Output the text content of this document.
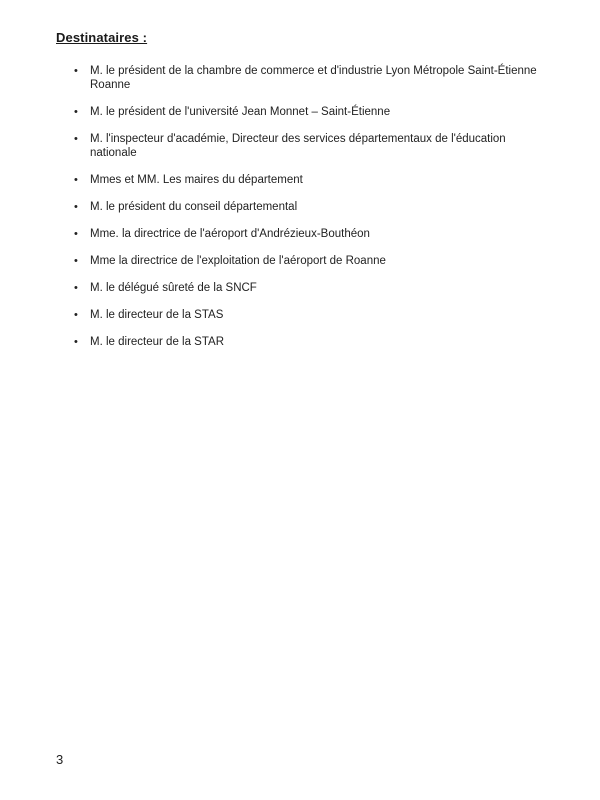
Destinataires :
• M. le président de la chambre de commerce et d'industrie Lyon Métropole Saint-Étienne Roanne
• M. le président de l'université Jean Monnet – Saint-Étienne
• M. l'inspecteur d'académie, Directeur des services départementaux de l'éducation nationale
• Mmes et MM. Les maires du département
• M. le président du conseil départemental
• Mme. la directrice de l'aéroport d'Andrézieux-Bouthéon
• Mme la directrice de l'exploitation de l'aéroport de Roanne
• M. le délégué sûreté de la SNCF
• M. le directeur de la STAS
• M. le directeur de la STAR
3
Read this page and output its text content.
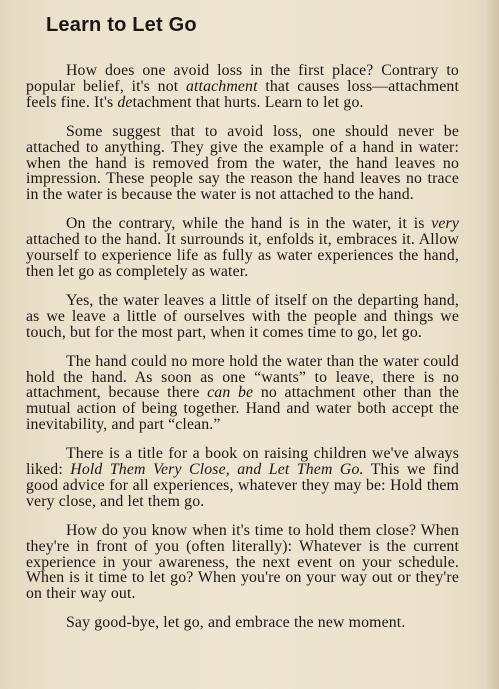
Learn to Let Go

How does one avoid loss in the first place? Contrary to popular belief, it's not attachment that causes loss—attachment feels fine. It's detachment that hurts. Learn to let go.

Some suggest that to avoid loss, one should never be attached to anything. They give the example of a hand in water: when the hand is removed from the water, the hand leaves no impression. These people say the reason the hand leaves no trace in the water is because the water is not attached to the hand.

On the contrary, while the hand is in the water, it is very attached to the hand. It surrounds it, enfolds it, embraces it. Allow yourself to experience life as fully as water experiences the hand, then let go as completely as water.

Yes, the water leaves a little of itself on the departing hand, as we leave a little of ourselves with the people and things we touch, but for the most part, when it comes time to go, let go.

The hand could no more hold the water than the water could hold the hand. As soon as one “wants” to leave, there is no attachment, because there can be no attachment other than the mutual action of being together. Hand and water both accept the inevitability, and part “clean.”

There is a title for a book on raising children we've always liked: Hold Them Very Close, and Let Them Go. This we find good advice for all experiences, whatever they may be: Hold them very close, and let them go.

How do you know when it's time to hold them close? When they're in front of you (often literally): Whatever is the current experience in your awareness, the next event on your schedule. When is it time to let go? When you're on your way out or they're on their way out.

Say good-bye, let go, and embrace the new moment.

━━━━━━━━━━━━━━━━━━━━

**Directions:**
Transcribe the complete set of entries verbatim. No pictures belong in the copy.

**Output:**
Output the text content of this document.
Destinataires :
• M. le président de la chambre de commerce et d'industrie Lyon Métropole Saint-Étienne Roanne
• M. le président de l'université Jean Monnet – Saint-Étienne
• M. l'inspecteur d'académie, Directeur des services départementaux de l'éducation nationale
• Mmes et MM. Les maires du département
• M. le président du conseil départemental
• Mme. la directrice de l'aéroport d'Andrézieux-Bouthéon
• Mme la directrice de l'exploitation de l'aéroport de Roanne
• M. le délégué sûreté de la SNCF
• M. le directeur de la STAS
• M. le directeur de la STAR
3
Read this page and output its text content.
Learn to Let Go

How does one avoid loss in the first place? Contrary to popular belief, it's not attachment that causes loss—attachment feels fine. It's detachment that hurts. Learn to let go.

Some suggest that to avoid loss, one should never be attached to anything. They give the example of a hand in water: when the hand is removed from the water, the hand leaves no impression. These people say the reason the hand leaves no trace in the water is because the water is not attached to the hand.

On the contrary, while the hand is in the water, it is very attached to the hand. It surrounds it, enfolds it, embraces it. Allow yourself to experience life as fully as water experiences the hand, then let go as completely as water.

Yes, the water leaves a little of itself on the departing hand, as we leave a little of ourselves with the people and things we touch, but for the most part, when it comes time to go, let go.

The hand could no more hold the water than the water could hold the hand. As soon as one “wants” to leave, there is no attachment, because there can be no attachment other than the mutual action of being together. Hand and water both accept the inevitability, and part “clean.”

There is a title for a book on raising children we've always liked: Hold Them Very Close, and Let Them Go. This we find good advice for all experiences, whatever they may be: Hold them very close, and let them go.

How do you know when it's time to hold them close? When they're in front of you (often literally): Whatever is the current experience in your awareness, the next event on your schedule. When is it time to let go? When you're on your way out or they're on their way out.

Say good-bye, let go, and embrace the new moment.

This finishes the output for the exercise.